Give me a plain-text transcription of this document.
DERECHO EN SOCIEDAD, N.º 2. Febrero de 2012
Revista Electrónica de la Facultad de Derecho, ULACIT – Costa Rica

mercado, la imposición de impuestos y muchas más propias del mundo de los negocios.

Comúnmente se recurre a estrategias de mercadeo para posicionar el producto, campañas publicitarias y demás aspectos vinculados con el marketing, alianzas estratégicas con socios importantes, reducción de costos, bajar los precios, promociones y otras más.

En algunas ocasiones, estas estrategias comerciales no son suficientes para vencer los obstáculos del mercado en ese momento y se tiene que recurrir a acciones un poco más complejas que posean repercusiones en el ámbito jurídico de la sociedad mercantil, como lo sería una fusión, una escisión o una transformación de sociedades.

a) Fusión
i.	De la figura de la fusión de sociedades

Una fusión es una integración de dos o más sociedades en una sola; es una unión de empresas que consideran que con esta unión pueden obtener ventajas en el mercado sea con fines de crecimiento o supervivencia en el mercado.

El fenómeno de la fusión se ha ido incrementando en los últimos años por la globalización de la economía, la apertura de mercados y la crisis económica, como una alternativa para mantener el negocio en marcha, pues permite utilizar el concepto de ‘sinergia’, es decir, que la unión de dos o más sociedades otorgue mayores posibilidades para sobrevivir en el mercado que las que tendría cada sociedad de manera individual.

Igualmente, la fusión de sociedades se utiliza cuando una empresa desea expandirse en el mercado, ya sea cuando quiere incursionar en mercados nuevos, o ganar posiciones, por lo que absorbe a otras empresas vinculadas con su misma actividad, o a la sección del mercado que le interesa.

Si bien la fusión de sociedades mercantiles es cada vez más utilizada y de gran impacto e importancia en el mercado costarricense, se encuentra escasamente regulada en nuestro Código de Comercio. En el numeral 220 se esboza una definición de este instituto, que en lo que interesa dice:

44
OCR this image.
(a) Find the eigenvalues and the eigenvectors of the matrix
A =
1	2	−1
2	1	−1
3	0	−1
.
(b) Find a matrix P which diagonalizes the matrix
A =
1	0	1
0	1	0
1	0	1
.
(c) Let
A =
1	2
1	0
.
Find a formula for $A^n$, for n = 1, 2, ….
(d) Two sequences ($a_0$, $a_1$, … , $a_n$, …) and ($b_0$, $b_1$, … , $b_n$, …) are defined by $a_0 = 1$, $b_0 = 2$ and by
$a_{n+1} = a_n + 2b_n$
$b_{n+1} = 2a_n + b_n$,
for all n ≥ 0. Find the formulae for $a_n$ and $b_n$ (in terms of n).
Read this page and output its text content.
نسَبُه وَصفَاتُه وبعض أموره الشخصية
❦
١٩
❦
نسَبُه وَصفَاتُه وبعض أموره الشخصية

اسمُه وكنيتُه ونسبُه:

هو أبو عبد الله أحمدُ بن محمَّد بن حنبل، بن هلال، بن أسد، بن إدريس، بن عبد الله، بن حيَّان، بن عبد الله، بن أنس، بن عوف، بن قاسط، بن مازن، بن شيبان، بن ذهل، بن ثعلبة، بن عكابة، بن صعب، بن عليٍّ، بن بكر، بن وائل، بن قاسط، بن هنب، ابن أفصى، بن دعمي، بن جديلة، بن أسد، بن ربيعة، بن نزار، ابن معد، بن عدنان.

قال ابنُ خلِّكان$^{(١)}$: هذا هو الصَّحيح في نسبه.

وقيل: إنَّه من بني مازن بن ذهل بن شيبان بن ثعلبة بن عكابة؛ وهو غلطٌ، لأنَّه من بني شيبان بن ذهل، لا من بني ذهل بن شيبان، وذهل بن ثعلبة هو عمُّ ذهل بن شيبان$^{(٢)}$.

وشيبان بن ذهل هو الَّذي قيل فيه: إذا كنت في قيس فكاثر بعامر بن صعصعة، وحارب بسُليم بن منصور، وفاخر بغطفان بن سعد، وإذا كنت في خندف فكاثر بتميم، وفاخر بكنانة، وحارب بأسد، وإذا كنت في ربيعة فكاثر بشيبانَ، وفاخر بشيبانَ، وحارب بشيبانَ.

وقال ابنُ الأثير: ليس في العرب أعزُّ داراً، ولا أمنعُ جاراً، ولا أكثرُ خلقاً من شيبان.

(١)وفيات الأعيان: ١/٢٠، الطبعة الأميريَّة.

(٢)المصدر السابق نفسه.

Job: Using the listing, collect all lines in which the string "text" is found.

Written solution:
Give me a plain-text transcription of this document.
Read this page and output its text content.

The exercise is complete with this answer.